> [Problem description]:
Collect all lines below with the string "STEO".

--- START OF Given records ---

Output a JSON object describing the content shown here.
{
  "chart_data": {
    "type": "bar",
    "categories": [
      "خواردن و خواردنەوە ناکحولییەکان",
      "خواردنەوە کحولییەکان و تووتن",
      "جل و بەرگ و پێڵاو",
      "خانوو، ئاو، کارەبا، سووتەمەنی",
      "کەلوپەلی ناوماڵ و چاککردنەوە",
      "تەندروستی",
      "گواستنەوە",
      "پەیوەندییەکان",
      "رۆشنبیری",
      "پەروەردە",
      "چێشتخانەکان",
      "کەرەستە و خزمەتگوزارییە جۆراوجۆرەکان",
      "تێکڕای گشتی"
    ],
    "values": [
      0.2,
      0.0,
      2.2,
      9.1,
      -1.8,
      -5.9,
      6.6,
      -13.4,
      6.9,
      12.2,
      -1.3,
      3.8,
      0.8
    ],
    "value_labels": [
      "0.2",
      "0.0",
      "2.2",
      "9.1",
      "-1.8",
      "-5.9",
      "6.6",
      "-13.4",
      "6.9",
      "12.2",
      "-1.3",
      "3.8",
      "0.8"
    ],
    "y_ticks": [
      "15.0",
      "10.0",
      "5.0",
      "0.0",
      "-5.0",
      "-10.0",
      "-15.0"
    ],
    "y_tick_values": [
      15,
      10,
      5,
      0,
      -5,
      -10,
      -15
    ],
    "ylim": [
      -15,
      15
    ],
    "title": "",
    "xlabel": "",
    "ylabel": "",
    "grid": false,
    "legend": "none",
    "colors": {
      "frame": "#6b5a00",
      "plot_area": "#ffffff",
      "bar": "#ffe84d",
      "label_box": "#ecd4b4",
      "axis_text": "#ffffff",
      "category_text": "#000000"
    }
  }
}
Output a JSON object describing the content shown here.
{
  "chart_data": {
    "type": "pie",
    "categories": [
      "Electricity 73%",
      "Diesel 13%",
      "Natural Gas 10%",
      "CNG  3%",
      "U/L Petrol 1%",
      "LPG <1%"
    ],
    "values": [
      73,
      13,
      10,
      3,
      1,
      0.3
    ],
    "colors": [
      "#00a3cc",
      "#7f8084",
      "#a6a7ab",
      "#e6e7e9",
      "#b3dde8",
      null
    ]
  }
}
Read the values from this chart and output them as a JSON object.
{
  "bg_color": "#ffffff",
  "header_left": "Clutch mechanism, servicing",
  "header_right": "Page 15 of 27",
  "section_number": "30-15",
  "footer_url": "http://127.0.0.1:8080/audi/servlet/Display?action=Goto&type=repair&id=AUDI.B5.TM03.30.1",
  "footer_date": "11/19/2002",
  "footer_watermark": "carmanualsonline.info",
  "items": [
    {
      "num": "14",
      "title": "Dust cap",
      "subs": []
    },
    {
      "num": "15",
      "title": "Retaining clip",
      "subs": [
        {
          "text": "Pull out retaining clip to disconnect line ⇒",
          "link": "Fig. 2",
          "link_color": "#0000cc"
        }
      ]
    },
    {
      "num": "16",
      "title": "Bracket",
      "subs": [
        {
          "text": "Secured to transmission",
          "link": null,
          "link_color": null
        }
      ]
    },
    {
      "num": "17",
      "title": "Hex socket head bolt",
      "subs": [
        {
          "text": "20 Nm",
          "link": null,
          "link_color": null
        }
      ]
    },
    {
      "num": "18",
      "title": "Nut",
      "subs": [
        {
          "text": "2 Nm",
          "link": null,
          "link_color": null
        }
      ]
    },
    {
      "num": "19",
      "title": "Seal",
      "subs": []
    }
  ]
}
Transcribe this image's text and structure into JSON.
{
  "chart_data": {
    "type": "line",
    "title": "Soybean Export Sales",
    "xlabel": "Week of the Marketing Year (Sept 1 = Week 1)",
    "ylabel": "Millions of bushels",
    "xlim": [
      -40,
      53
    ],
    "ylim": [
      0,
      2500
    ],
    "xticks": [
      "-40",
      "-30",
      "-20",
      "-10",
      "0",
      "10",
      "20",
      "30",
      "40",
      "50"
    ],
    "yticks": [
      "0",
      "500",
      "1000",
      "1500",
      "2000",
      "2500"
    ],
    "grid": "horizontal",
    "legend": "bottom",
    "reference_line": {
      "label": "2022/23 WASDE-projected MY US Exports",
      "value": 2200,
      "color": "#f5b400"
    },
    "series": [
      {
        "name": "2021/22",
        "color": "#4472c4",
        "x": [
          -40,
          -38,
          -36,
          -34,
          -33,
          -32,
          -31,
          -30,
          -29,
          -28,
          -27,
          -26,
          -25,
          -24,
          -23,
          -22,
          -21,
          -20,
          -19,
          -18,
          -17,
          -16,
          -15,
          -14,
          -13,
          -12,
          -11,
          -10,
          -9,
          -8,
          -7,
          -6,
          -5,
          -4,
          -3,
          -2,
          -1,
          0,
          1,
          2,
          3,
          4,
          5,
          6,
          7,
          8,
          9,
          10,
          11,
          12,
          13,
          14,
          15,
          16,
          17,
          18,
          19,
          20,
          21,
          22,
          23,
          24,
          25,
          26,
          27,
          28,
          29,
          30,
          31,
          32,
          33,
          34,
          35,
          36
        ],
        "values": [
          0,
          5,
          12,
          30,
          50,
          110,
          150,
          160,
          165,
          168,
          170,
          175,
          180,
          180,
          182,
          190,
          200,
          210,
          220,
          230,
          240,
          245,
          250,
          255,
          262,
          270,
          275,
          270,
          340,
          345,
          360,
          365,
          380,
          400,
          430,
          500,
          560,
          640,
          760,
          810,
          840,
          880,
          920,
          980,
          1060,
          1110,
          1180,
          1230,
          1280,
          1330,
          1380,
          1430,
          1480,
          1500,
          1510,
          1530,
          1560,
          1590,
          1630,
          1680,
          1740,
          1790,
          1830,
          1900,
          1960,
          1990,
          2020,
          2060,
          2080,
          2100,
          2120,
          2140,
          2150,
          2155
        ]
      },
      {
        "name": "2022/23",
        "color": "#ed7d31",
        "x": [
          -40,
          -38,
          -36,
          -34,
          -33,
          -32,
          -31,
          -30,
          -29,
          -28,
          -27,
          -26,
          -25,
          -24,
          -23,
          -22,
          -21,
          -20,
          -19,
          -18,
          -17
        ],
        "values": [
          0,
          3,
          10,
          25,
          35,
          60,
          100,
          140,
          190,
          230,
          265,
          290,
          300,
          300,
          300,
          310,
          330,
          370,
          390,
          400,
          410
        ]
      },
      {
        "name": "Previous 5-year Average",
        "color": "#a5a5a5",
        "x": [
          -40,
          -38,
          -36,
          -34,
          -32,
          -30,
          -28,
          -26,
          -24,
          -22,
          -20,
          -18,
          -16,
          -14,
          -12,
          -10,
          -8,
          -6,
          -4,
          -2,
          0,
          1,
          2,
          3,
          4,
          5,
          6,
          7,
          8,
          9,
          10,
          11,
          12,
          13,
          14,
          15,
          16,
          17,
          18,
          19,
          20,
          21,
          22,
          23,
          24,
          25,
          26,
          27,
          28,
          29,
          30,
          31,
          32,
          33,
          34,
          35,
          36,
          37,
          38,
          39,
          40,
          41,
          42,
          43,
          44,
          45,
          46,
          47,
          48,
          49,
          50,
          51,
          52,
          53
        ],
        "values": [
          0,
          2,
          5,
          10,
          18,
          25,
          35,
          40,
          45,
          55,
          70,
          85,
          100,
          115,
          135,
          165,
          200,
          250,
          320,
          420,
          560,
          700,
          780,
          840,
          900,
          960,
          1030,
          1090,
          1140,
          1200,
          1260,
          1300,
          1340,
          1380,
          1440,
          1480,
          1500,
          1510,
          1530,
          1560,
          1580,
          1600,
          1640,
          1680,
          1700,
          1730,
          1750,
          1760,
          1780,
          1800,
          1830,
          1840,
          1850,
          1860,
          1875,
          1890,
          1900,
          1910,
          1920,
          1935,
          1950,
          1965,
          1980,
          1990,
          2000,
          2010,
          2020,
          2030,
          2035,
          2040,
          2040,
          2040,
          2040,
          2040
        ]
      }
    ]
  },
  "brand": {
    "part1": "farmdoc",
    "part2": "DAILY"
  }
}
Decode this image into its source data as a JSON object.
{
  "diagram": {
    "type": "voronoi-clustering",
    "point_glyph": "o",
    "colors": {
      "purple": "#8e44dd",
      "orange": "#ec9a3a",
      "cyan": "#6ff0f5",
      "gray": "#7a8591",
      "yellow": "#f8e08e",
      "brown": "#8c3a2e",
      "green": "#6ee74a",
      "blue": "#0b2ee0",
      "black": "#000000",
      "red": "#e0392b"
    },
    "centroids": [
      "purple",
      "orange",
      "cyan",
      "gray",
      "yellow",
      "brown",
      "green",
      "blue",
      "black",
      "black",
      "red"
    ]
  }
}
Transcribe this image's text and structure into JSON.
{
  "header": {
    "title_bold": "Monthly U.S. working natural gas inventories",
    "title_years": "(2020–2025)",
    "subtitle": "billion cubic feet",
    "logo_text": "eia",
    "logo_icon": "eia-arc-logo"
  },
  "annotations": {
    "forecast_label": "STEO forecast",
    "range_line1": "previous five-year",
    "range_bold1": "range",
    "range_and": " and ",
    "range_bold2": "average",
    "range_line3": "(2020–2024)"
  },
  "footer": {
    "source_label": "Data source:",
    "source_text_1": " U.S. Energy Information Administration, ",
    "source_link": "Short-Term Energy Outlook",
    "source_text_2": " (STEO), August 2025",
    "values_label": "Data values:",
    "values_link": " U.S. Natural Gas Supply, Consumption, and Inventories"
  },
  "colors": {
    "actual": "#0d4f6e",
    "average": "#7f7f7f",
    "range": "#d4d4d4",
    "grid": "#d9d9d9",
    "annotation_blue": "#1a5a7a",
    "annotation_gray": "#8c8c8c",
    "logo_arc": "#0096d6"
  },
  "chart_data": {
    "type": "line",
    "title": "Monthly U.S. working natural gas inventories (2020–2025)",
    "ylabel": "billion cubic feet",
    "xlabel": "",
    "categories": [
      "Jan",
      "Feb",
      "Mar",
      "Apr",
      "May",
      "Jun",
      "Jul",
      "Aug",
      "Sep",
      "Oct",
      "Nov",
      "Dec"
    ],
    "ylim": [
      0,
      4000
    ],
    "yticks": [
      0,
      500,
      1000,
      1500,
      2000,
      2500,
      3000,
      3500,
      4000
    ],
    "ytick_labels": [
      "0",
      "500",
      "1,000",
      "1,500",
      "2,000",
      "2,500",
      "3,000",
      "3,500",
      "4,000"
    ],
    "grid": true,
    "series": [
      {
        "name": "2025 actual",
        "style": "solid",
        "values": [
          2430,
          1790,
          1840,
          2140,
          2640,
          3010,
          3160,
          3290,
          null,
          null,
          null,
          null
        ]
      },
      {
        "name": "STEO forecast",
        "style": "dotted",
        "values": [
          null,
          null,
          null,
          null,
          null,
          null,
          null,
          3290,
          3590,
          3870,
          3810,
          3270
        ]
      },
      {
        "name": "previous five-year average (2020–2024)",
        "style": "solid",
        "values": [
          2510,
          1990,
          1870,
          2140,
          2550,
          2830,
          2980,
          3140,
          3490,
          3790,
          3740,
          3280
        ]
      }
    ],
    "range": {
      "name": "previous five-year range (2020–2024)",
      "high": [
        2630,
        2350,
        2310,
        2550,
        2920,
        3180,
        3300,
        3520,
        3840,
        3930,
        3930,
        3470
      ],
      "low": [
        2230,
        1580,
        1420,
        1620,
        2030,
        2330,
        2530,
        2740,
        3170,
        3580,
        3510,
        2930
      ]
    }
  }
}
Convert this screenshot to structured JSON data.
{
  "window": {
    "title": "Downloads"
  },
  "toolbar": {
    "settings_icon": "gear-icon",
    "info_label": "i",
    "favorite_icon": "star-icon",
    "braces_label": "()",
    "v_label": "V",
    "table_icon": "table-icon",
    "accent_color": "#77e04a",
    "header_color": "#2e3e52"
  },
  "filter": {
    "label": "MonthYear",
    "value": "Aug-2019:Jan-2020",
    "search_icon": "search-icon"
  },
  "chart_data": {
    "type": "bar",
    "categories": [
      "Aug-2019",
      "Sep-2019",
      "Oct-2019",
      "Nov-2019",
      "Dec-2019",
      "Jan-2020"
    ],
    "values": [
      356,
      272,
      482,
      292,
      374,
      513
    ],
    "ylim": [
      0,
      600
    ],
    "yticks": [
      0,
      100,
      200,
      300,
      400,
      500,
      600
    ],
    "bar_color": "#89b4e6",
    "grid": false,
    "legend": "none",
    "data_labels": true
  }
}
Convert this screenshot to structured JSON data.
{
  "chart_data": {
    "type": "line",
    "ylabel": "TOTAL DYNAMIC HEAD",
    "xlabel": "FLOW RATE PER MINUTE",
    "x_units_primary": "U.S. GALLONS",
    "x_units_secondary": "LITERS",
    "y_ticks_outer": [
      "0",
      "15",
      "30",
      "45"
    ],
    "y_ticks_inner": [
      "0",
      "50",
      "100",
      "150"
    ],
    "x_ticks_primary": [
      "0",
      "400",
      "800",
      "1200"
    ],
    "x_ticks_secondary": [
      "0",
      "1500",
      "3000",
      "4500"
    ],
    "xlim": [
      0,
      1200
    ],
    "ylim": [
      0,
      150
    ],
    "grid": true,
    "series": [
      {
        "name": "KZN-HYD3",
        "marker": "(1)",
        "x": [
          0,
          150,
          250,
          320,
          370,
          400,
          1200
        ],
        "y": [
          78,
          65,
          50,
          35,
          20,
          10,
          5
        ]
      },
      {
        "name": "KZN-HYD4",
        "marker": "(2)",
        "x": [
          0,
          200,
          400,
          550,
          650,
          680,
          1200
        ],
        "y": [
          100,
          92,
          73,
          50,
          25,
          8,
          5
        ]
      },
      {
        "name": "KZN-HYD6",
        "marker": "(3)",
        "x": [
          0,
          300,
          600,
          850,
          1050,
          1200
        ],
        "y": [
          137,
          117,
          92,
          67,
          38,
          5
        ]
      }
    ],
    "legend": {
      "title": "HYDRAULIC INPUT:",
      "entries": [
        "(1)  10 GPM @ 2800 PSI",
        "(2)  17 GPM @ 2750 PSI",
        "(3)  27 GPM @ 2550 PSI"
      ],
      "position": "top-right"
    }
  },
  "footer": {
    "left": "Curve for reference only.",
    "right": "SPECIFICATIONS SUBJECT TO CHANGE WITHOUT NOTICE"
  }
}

--- END OF Given records ---

> [Full output]:
    "forecast_label": "STEO forecast",
    "source_text_2": " (STEO), August 2025",
        "name": "STEO forecast",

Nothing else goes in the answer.